Data section –
** Begin **

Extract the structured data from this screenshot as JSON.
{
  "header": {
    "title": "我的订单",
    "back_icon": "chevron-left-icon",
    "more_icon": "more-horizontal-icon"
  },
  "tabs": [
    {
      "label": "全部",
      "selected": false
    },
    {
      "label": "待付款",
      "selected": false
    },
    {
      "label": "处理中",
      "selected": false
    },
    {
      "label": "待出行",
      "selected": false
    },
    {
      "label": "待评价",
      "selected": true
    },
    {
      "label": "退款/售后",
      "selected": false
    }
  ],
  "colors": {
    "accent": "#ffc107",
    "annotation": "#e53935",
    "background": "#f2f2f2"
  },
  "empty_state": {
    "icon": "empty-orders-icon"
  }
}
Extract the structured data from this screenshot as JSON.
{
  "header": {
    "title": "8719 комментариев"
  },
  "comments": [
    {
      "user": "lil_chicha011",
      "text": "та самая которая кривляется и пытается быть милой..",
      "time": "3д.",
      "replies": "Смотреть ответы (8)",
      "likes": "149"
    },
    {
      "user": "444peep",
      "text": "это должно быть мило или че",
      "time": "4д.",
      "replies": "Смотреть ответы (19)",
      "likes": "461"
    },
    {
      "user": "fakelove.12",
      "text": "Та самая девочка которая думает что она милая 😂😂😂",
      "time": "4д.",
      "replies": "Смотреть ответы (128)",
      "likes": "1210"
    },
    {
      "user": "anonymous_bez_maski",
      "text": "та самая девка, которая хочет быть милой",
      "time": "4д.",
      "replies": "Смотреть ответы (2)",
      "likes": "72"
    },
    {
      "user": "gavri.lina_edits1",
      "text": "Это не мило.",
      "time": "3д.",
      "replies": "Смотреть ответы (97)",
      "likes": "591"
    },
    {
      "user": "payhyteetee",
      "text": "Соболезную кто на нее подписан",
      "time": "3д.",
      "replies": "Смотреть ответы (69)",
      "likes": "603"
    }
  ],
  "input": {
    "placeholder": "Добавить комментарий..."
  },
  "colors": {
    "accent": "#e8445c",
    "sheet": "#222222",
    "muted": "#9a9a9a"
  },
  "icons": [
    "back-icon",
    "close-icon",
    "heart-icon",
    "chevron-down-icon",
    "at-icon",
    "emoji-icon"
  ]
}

** End **

Your task is to repeat each line of the material exactly.

Task result –
Extract the structured data from this screenshot as JSON.
{
  "header": {
    "title": "我的订单",
    "back_icon": "chevron-left-icon",
    "more_icon": "more-horizontal-icon"
  },
  "tabs": [
    {
      "label": "全部",
      "selected": false
    },
    {
      "label": "待付款",
      "selected": false
    },
    {
      "label": "处理中",
      "selected": false
    },
    {
      "label": "待出行",
      "selected": false
    },
    {
      "label": "待评价",
      "selected": true
    },
    {
      "label": "退款/售后",
      "selected": false
    }
  ],
  "colors": {
    "accent": "#ffc107",
    "annotation": "#e53935",
    "background": "#f2f2f2"
  },
  "empty_state": {
    "icon": "empty-orders-icon"
  }
}
Extract the structured data from this screenshot as JSON.
{
  "header": {
    "title": "8719 комментариев"
  },
  "comments": [
    {
      "user": "lil_chicha011",
      "text": "та самая которая кривляется и пытается быть милой..",
      "time": "3д.",
      "replies": "Смотреть ответы (8)",
      "likes": "149"
    },
    {
      "user": "444peep",
      "text": "это должно быть мило или че",
      "time": "4д.",
      "replies": "Смотреть ответы (19)",
      "likes": "461"
    },
    {
      "user": "fakelove.12",
      "text": "Та самая девочка которая думает что она милая 😂😂😂",
      "time": "4д.",
      "replies": "Смотреть ответы (128)",
      "likes": "1210"
    },
    {
      "user": "anonymous_bez_maski",
      "text": "та самая девка, которая хочет быть милой",
      "time": "4д.",
      "replies": "Смотреть ответы (2)",
      "likes": "72"
    },
    {
      "user": "gavri.lina_edits1",
      "text": "Это не мило.",
      "time": "3д.",
      "replies": "Смотреть ответы (97)",
      "likes": "591"
    },
    {
      "user": "payhyteetee",
      "text": "Соболезную кто на нее подписан",
      "time": "3д.",
      "replies": "Смотреть ответы (69)",
      "likes": "603"
    }
  ],
  "input": {
    "placeholder": "Добавить комментарий..."
  },
  "colors": {
    "accent": "#e8445c",
    "sheet": "#222222",
    "muted": "#9a9a9a"
  },
  "icons": [
    "back-icon",
    "close-icon",
    "heart-icon",
    "chevron-down-icon",
    "at-icon",
    "emoji-icon"
  ]
}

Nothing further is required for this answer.